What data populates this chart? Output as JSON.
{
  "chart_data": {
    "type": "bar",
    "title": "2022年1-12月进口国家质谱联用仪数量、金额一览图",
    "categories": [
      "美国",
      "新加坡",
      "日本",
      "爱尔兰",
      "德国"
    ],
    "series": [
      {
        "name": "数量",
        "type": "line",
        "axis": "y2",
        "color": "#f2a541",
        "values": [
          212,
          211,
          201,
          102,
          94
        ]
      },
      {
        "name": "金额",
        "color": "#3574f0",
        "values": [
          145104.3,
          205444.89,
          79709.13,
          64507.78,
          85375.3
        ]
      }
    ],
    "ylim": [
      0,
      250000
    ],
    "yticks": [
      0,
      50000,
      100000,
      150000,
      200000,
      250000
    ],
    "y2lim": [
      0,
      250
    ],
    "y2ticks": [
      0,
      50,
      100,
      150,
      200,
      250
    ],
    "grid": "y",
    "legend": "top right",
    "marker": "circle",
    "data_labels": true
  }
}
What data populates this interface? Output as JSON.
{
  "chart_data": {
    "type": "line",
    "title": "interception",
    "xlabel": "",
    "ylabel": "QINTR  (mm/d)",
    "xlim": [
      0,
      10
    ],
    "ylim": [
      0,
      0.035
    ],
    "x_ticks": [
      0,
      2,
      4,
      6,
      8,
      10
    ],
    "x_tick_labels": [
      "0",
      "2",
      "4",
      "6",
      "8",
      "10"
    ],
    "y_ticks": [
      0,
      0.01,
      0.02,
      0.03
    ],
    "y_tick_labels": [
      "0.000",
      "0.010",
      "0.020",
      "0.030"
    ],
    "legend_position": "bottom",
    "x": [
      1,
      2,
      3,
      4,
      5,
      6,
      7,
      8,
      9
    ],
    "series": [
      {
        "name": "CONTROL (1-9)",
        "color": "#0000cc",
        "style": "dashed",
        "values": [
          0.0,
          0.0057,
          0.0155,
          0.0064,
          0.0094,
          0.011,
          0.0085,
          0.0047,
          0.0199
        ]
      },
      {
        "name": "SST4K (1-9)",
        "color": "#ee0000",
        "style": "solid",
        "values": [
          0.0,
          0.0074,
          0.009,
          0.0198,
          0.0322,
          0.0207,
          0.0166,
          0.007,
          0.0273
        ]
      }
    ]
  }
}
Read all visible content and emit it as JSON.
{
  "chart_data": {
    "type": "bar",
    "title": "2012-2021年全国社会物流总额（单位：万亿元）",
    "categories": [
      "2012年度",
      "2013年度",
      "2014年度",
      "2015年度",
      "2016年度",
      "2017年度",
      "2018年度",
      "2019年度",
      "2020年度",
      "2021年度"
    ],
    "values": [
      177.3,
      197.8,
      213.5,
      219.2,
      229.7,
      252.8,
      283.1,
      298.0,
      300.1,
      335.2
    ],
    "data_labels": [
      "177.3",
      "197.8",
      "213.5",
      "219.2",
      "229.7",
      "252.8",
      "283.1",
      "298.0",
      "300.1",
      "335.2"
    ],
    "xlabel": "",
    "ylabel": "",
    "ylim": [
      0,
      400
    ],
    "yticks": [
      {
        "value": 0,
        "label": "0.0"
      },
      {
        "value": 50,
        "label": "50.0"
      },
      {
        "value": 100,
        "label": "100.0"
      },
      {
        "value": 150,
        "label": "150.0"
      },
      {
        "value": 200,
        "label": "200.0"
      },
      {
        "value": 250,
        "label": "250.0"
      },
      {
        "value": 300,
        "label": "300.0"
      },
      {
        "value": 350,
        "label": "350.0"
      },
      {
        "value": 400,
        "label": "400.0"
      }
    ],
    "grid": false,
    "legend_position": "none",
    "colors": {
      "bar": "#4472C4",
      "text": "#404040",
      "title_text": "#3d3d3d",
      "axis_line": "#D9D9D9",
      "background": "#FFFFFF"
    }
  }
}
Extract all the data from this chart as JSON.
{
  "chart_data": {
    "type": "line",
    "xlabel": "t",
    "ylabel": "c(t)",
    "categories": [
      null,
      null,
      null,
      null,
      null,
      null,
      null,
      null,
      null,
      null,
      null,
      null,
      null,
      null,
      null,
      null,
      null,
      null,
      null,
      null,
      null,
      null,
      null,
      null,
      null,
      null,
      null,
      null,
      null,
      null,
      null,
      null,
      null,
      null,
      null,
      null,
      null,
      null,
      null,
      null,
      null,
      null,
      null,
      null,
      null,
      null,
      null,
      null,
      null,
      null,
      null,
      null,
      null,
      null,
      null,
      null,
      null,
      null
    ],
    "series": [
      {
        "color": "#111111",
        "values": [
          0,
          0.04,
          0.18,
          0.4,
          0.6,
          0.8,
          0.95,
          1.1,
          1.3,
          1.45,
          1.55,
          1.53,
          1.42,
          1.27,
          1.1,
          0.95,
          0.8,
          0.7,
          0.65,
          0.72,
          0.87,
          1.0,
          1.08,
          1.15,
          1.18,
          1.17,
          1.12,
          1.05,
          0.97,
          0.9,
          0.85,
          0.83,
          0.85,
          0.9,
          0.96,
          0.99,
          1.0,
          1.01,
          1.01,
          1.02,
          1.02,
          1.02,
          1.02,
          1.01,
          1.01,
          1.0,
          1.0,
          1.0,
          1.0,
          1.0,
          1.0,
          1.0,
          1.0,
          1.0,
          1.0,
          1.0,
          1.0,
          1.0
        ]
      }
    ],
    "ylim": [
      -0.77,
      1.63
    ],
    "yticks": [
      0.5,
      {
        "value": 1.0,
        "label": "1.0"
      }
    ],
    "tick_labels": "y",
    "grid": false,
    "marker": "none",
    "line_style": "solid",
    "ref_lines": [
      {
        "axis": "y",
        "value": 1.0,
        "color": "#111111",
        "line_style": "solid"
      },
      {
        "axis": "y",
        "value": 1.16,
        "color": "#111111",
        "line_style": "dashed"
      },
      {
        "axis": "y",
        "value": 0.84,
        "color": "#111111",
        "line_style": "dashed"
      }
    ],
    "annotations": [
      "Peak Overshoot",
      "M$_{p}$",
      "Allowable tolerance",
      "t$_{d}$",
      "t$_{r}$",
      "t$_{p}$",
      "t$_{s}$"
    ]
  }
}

···

What is needed: Copy each line of the data above without altering a single character.

Response for this exercise:
What data populates this chart? Output as JSON.
{
  "chart_data": {
    "type": "bar",
    "title": "2022年1-12月进口国家质谱联用仪数量、金额一览图",
    "categories": [
      "美国",
      "新加坡",
      "日本",
      "爱尔兰",
      "德国"
    ],
    "series": [
      {
        "name": "数量",
        "type": "line",
        "axis": "y2",
        "color": "#f2a541",
        "values": [
          212,
          211,
          201,
          102,
          94
        ]
      },
      {
        "name": "金额",
        "color": "#3574f0",
        "values": [
          145104.3,
          205444.89,
          79709.13,
          64507.78,
          85375.3
        ]
      }
    ],
    "ylim": [
      0,
      250000
    ],
    "yticks": [
      0,
      50000,
      100000,
      150000,
      200000,
      250000
    ],
    "y2lim": [
      0,
      250
    ],
    "y2ticks": [
      0,
      50,
      100,
      150,
      200,
      250
    ],
    "grid": "y",
    "legend": "top right",
    "marker": "circle",
    "data_labels": true
  }
}
What data populates this interface? Output as JSON.
{
  "chart_data": {
    "type": "line",
    "title": "interception",
    "xlabel": "",
    "ylabel": "QINTR  (mm/d)",
    "xlim": [
      0,
      10
    ],
    "ylim": [
      0,
      0.035
    ],
    "x_ticks": [
      0,
      2,
      4,
      6,
      8,
      10
    ],
    "x_tick_labels": [
      "0",
      "2",
      "4",
      "6",
      "8",
      "10"
    ],
    "y_ticks": [
      0,
      0.01,
      0.02,
      0.03
    ],
    "y_tick_labels": [
      "0.000",
      "0.010",
      "0.020",
      "0.030"
    ],
    "legend_position": "bottom",
    "x": [
      1,
      2,
      3,
      4,
      5,
      6,
      7,
      8,
      9
    ],
    "series": [
      {
        "name": "CONTROL (1-9)",
        "color": "#0000cc",
        "style": "dashed",
        "values": [
          0.0,
          0.0057,
          0.0155,
          0.0064,
          0.0094,
          0.011,
          0.0085,
          0.0047,
          0.0199
        ]
      },
      {
        "name": "SST4K (1-9)",
        "color": "#ee0000",
        "style": "solid",
        "values": [
          0.0,
          0.0074,
          0.009,
          0.0198,
          0.0322,
          0.0207,
          0.0166,
          0.007,
          0.0273
        ]
      }
    ]
  }
}
Read all visible content and emit it as JSON.
{
  "chart_data": {
    "type": "bar",
    "title": "2012-2021年全国社会物流总额（单位：万亿元）",
    "categories": [
      "2012年度",
      "2013年度",
      "2014年度",
      "2015年度",
      "2016年度",
      "2017年度",
      "2018年度",
      "2019年度",
      "2020年度",
      "2021年度"
    ],
    "values": [
      177.3,
      197.8,
      213.5,
      219.2,
      229.7,
      252.8,
      283.1,
      298.0,
      300.1,
      335.2
    ],
    "data_labels": [
      "177.3",
      "197.8",
      "213.5",
      "219.2",
      "229.7",
      "252.8",
      "283.1",
      "298.0",
      "300.1",
      "335.2"
    ],
    "xlabel": "",
    "ylabel": "",
    "ylim": [
      0,
      400
    ],
    "yticks": [
      {
        "value": 0,
        "label": "0.0"
      },
      {
        "value": 50,
        "label": "50.0"
      },
      {
        "value": 100,
        "label": "100.0"
      },
      {
        "value": 150,
        "label": "150.0"
      },
      {
        "value": 200,
        "label": "200.0"
      },
      {
        "value": 250,
        "label": "250.0"
      },
      {
        "value": 300,
        "label": "300.0"
      },
      {
        "value": 350,
        "label": "350.0"
      },
      {
        "value": 400,
        "label": "400.0"
      }
    ],
    "grid": false,
    "legend_position": "none",
    "colors": {
      "bar": "#4472C4",
      "text": "#404040",
      "title_text": "#3d3d3d",
      "axis_line": "#D9D9D9",
      "background": "#FFFFFF"
    }
  }
}
Extract all the data from this chart as JSON.
{
  "chart_data": {
    "type": "line",
    "xlabel": "t",
    "ylabel": "c(t)",
    "categories": [
      null,
      null,
      null,
      null,
      null,
      null,
      null,
      null,
      null,
      null,
      null,
      null,
      null,
      null,
      null,
      null,
      null,
      null,
      null,
      null,
      null,
      null,
      null,
      null,
      null,
      null,
      null,
      null,
      null,
      null,
      null,
      null,
      null,
      null,
      null,
      null,
      null,
      null,
      null,
      null,
      null,
      null,
      null,
      null,
      null,
      null,
      null,
      null,
      null,
      null,
      null,
      null,
      null,
      null,
      null,
      null,
      null,
      null
    ],
    "series": [
      {
        "color": "#111111",
        "values": [
          0,
          0.04,
          0.18,
          0.4,
          0.6,
          0.8,
          0.95,
          1.1,
          1.3,
          1.45,
          1.55,
          1.53,
          1.42,
          1.27,
          1.1,
          0.95,
          0.8,
          0.7,
          0.65,
          0.72,
          0.87,
          1.0,
          1.08,
          1.15,
          1.18,
          1.17,
          1.12,
          1.05,
          0.97,
          0.9,
          0.85,
          0.83,
          0.85,
          0.9,
          0.96,
          0.99,
          1.0,
          1.01,
          1.01,
          1.02,
          1.02,
          1.02,
          1.02,
          1.01,
          1.01,
          1.0,
          1.0,
          1.0,
          1.0,
          1.0,
          1.0,
          1.0,
          1.0,
          1.0,
          1.0,
          1.0,
          1.0,
          1.0
        ]
      }
    ],
    "ylim": [
      -0.77,
      1.63
    ],
    "yticks": [
      0.5,
      {
        "value": 1.0,
        "label": "1.0"
      }
    ],
    "tick_labels": "y",
    "grid": false,
    "marker": "none",
    "line_style": "solid",
    "ref_lines": [
      {
        "axis": "y",
        "value": 1.0,
        "color": "#111111",
        "line_style": "solid"
      },
      {
        "axis": "y",
        "value": 1.16,
        "color": "#111111",
        "line_style": "dashed"
      },
      {
        "axis": "y",
        "value": 0.84,
        "color": "#111111",
        "line_style": "dashed"
      }
    ],
    "annotations": [
      "Peak Overshoot",
      "M$_{p}$",
      "Allowable tolerance",
      "t$_{d}$",
      "t$_{r}$",
      "t$_{p}$",
      "t$_{s}$"
    ]
  }
}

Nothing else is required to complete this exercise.